(Stored data)
◇ ◇ ◇

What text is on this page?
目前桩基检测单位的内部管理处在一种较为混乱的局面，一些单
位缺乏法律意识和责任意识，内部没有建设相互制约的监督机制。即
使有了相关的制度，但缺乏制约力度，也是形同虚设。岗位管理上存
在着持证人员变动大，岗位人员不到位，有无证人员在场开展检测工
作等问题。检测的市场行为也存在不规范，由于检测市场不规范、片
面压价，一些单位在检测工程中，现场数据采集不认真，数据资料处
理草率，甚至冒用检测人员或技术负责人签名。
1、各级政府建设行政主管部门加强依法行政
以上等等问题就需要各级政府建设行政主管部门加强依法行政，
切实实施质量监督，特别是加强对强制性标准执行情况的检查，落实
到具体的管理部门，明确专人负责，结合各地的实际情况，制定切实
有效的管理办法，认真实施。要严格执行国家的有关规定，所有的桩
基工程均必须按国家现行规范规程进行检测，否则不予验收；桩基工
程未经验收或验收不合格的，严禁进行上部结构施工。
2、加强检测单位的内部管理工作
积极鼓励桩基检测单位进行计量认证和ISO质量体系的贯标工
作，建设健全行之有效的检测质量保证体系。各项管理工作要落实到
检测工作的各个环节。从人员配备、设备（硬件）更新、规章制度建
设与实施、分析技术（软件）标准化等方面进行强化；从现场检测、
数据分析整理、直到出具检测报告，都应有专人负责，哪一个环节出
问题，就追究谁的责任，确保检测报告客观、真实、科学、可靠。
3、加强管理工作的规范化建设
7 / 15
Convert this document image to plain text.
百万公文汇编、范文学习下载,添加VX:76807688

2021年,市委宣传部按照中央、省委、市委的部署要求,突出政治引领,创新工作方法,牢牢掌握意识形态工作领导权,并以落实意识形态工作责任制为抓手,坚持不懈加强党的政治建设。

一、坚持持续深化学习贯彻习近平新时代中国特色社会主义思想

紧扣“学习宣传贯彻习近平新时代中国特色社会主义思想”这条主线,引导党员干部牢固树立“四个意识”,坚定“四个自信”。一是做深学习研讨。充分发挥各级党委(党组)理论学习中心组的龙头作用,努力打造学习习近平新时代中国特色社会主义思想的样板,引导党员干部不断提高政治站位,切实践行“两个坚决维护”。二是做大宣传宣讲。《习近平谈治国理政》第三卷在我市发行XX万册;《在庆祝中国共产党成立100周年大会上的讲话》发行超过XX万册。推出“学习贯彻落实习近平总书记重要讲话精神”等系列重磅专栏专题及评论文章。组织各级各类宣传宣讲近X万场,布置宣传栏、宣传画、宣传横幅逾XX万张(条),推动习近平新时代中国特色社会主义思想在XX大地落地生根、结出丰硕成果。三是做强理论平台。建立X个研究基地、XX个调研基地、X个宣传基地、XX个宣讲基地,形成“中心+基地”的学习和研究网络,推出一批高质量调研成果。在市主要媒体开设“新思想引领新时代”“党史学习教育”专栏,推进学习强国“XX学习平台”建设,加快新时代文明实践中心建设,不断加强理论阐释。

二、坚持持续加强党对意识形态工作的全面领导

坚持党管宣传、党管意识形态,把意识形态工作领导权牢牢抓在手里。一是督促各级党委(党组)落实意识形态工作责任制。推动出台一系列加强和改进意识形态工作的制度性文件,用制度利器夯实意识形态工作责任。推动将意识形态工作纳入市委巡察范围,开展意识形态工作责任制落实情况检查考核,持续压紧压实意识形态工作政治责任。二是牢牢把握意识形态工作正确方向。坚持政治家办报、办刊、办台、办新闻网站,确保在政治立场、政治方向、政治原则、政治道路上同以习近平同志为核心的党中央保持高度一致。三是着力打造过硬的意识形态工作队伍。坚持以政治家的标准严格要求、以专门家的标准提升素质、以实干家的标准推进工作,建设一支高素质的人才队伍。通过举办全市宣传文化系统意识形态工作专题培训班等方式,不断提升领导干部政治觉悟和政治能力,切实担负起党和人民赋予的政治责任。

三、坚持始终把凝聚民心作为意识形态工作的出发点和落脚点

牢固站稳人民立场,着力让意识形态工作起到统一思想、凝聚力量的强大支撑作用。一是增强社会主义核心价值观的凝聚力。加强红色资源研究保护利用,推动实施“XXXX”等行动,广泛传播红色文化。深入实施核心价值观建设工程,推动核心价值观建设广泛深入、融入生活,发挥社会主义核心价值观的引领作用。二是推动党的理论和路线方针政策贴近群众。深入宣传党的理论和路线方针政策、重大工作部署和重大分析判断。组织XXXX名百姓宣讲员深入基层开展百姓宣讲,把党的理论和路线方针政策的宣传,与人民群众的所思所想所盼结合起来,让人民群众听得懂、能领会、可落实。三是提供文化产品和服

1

◇ ◇ ◇

#### Aim
Write out every record, exactly as written.

#### Final result
What text is on this page?
目前桩基检测单位的内部管理处在一种较为混乱的局面，一些单
位缺乏法律意识和责任意识，内部没有建设相互制约的监督机制。即
使有了相关的制度，但缺乏制约力度，也是形同虚设。岗位管理上存
在着持证人员变动大，岗位人员不到位，有无证人员在场开展检测工
作等问题。检测的市场行为也存在不规范，由于检测市场不规范、片
面压价，一些单位在检测工程中，现场数据采集不认真，数据资料处
理草率，甚至冒用检测人员或技术负责人签名。
1、各级政府建设行政主管部门加强依法行政
以上等等问题就需要各级政府建设行政主管部门加强依法行政，
切实实施质量监督，特别是加强对强制性标准执行情况的检查，落实
到具体的管理部门，明确专人负责，结合各地的实际情况，制定切实
有效的管理办法，认真实施。要严格执行国家的有关规定，所有的桩
基工程均必须按国家现行规范规程进行检测，否则不予验收；桩基工
程未经验收或验收不合格的，严禁进行上部结构施工。
2、加强检测单位的内部管理工作
积极鼓励桩基检测单位进行计量认证和ISO质量体系的贯标工
作，建设健全行之有效的检测质量保证体系。各项管理工作要落实到
检测工作的各个环节。从人员配备、设备（硬件）更新、规章制度建
设与实施、分析技术（软件）标准化等方面进行强化；从现场检测、
数据分析整理、直到出具检测报告，都应有专人负责，哪一个环节出
问题，就追究谁的责任，确保检测报告客观、真实、科学、可靠。
3、加强管理工作的规范化建设
7 / 15
Convert this document image to plain text.
百万公文汇编、范文学习下载,添加VX:76807688

2021年,市委宣传部按照中央、省委、市委的部署要求,突出政治引领,创新工作方法,牢牢掌握意识形态工作领导权,并以落实意识形态工作责任制为抓手,坚持不懈加强党的政治建设。

一、坚持持续深化学习贯彻习近平新时代中国特色社会主义思想

紧扣“学习宣传贯彻习近平新时代中国特色社会主义思想”这条主线,引导党员干部牢固树立“四个意识”,坚定“四个自信”。一是做深学习研讨。充分发挥各级党委(党组)理论学习中心组的龙头作用,努力打造学习习近平新时代中国特色社会主义思想的样板,引导党员干部不断提高政治站位,切实践行“两个坚决维护”。二是做大宣传宣讲。《习近平谈治国理政》第三卷在我市发行XX万册;《在庆祝中国共产党成立100周年大会上的讲话》发行超过XX万册。推出“学习贯彻落实习近平总书记重要讲话精神”等系列重磅专栏专题及评论文章。组织各级各类宣传宣讲近X万场,布置宣传栏、宣传画、宣传横幅逾XX万张(条),推动习近平新时代中国特色社会主义思想在XX大地落地生根、结出丰硕成果。三是做强理论平台。建立X个研究基地、XX个调研基地、X个宣传基地、XX个宣讲基地,形成“中心+基地”的学习和研究网络,推出一批高质量调研成果。在市主要媒体开设“新思想引领新时代”“党史学习教育”专栏,推进学习强国“XX学习平台”建设,加快新时代文明实践中心建设,不断加强理论阐释。

二、坚持持续加强党对意识形态工作的全面领导

坚持党管宣传、党管意识形态,把意识形态工作领导权牢牢抓在手里。一是督促各级党委(党组)落实意识形态工作责任制。推动出台一系列加强和改进意识形态工作的制度性文件,用制度利器夯实意识形态工作责任。推动将意识形态工作纳入市委巡察范围,开展意识形态工作责任制落实情况检查考核,持续压紧压实意识形态工作政治责任。二是牢牢把握意识形态工作正确方向。坚持政治家办报、办刊、办台、办新闻网站,确保在政治立场、政治方向、政治原则、政治道路上同以习近平同志为核心的党中央保持高度一致。三是着力打造过硬的意识形态工作队伍。坚持以政治家的标准严格要求、以专门家的标准提升素质、以实干家的标准推进工作,建设一支高素质的人才队伍。通过举办全市宣传文化系统意识形态工作专题培训班等方式,不断提升领导干部政治觉悟和政治能力,切实担负起党和人民赋予的政治责任。

三、坚持始终把凝聚民心作为意识形态工作的出发点和落脚点

牢固站稳人民立场,着力让意识形态工作起到统一思想、凝聚力量的强大支撑作用。一是增强社会主义核心价值观的凝聚力。加强红色资源研究保护利用,推动实施“XXXX”等行动,广泛传播红色文化。深入实施核心价值观建设工程,推动核心价值观建设广泛深入、融入生活,发挥社会主义核心价值观的引领作用。二是推动党的理论和路线方针政策贴近群众。深入宣传党的理论和路线方针政策、重大工作部署和重大分析判断。组织XXXX名百姓宣讲员深入基层开展百姓宣讲,把党的理论和路线方针政策的宣传,与人民群众的所思所想所盼结合起来,让人民群众听得懂、能领会、可落实。三是提供文化产品和服

1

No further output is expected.